__Description of the task__: Give a count of the lines below that have the string "grid" in them, with no other words.

** Begin Raw data **

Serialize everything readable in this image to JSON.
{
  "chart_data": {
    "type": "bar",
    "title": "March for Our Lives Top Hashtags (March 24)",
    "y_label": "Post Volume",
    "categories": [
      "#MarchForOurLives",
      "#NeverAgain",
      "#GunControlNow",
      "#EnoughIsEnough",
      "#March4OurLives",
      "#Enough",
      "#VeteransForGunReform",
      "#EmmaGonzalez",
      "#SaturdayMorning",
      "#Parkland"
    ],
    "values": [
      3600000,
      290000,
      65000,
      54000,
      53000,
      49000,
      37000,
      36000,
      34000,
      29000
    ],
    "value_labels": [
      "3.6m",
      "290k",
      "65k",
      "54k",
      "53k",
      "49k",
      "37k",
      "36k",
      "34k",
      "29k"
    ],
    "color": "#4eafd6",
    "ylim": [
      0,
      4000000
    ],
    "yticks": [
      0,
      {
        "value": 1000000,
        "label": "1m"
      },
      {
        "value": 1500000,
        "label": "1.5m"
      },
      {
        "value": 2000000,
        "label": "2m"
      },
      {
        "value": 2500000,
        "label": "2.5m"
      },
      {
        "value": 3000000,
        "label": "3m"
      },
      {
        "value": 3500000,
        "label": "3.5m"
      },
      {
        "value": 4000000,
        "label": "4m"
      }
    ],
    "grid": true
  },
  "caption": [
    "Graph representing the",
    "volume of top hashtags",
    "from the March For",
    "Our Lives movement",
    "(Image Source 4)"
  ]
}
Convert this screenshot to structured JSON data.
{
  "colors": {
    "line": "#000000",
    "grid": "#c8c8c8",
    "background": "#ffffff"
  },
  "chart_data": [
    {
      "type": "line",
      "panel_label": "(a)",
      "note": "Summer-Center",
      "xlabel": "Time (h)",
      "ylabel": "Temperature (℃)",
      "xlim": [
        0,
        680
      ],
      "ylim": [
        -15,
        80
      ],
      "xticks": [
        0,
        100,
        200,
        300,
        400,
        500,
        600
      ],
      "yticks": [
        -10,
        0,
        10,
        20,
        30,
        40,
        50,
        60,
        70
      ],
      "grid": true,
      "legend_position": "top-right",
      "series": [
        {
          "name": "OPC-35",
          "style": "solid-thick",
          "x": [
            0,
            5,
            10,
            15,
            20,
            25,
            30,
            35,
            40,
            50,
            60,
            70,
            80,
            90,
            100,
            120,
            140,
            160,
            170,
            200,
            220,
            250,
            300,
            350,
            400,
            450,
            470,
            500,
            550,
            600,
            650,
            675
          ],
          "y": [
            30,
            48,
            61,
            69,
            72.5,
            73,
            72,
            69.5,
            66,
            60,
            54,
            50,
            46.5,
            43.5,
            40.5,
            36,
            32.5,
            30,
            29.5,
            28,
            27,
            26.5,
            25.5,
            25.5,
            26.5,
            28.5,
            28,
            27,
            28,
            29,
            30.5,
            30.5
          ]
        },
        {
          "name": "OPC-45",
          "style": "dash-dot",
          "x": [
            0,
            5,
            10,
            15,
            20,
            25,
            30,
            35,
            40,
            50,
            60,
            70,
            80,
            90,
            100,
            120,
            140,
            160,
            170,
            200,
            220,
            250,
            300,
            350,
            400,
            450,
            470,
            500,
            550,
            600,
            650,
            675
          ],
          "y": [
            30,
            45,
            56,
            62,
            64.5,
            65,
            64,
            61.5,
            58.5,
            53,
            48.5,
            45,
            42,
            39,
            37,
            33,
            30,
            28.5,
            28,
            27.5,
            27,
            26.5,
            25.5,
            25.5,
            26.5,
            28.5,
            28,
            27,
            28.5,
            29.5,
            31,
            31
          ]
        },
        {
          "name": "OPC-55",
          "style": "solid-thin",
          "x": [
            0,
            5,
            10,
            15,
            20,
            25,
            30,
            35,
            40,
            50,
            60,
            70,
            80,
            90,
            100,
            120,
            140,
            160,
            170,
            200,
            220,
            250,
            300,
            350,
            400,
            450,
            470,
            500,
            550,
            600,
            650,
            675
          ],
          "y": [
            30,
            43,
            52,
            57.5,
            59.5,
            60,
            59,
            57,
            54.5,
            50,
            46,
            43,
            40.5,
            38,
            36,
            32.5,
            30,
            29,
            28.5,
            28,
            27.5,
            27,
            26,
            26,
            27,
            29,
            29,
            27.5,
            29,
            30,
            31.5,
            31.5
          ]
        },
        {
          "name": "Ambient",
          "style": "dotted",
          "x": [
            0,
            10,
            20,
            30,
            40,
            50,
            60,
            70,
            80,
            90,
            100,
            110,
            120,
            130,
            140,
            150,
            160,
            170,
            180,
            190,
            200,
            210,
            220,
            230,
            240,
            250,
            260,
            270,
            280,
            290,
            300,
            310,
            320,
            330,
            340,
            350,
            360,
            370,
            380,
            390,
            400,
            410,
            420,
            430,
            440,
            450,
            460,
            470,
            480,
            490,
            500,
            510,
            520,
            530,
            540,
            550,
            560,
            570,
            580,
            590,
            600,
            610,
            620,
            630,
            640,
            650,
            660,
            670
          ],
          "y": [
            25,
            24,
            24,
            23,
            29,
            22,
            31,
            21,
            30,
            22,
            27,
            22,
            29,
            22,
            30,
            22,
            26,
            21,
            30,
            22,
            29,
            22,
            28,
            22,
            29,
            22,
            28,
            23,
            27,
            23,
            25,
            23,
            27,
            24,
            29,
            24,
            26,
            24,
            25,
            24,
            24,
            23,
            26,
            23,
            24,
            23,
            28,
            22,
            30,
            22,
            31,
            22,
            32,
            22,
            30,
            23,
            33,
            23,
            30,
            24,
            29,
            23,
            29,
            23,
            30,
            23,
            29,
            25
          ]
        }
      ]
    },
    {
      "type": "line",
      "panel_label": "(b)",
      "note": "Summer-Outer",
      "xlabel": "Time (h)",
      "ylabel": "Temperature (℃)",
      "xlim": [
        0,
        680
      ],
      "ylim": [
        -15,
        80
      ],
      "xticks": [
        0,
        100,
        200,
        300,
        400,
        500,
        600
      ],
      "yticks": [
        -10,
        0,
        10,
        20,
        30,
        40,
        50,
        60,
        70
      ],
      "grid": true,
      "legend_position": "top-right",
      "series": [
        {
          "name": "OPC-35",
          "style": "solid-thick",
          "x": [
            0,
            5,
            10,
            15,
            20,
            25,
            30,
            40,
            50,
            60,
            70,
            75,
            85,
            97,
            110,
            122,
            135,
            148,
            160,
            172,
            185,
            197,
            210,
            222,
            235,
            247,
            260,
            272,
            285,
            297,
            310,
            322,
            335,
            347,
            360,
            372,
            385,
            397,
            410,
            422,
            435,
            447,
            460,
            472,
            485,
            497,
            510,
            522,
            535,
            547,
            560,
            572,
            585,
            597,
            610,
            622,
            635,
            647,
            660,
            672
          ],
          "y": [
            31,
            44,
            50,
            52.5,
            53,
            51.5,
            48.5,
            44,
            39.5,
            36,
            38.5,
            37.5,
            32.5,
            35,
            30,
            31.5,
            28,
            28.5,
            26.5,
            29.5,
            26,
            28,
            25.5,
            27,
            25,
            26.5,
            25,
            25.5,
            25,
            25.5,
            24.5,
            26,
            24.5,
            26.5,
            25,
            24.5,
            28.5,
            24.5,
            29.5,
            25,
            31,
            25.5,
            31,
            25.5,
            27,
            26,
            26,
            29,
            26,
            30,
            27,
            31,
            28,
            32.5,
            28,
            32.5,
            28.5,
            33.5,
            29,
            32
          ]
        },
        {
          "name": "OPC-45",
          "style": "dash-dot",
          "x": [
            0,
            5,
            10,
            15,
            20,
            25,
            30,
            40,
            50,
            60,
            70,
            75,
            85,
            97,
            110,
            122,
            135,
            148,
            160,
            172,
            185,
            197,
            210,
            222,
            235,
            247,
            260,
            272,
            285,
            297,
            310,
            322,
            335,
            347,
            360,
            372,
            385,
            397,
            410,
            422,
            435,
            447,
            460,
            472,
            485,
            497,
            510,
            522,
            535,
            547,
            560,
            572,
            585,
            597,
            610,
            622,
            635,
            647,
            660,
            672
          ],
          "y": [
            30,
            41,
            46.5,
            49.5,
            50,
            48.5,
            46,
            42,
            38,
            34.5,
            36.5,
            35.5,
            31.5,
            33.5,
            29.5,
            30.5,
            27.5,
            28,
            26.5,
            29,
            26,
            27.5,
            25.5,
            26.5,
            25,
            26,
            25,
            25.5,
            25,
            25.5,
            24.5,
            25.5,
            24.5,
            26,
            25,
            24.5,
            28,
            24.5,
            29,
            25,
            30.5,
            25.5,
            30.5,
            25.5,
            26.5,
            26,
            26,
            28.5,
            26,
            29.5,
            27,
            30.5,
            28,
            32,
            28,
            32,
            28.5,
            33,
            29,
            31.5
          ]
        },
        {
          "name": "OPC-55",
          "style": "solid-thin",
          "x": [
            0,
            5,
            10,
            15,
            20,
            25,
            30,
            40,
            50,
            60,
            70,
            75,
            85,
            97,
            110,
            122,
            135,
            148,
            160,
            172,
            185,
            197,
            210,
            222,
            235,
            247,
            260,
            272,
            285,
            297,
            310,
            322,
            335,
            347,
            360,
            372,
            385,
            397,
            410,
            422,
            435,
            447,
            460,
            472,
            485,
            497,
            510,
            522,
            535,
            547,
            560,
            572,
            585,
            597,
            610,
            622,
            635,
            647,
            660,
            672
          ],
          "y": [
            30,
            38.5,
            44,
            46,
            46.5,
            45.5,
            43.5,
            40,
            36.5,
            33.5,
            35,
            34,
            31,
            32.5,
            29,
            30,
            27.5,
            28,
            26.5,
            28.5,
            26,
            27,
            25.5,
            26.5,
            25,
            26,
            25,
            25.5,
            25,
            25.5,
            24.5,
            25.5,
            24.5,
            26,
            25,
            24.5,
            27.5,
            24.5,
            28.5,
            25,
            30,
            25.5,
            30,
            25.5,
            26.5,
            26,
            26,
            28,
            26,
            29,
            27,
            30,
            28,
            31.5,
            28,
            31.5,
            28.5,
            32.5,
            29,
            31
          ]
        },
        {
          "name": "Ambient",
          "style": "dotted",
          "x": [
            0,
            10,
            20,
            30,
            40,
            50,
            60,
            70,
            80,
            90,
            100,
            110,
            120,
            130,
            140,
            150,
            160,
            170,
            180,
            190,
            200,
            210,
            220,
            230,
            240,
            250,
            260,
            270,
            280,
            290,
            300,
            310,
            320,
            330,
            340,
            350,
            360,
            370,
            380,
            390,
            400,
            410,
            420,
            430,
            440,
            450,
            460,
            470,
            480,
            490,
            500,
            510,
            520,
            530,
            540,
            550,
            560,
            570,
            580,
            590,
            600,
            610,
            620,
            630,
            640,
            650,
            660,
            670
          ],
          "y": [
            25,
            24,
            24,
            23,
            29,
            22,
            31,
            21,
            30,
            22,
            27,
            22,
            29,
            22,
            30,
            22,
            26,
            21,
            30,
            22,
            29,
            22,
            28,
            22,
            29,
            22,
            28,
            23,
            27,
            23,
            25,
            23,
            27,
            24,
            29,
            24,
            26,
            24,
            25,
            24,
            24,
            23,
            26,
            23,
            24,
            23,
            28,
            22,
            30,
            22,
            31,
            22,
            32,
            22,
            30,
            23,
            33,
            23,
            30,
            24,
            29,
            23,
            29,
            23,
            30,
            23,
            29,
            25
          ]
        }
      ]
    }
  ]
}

** End Raw data **

__Exercise output__: 4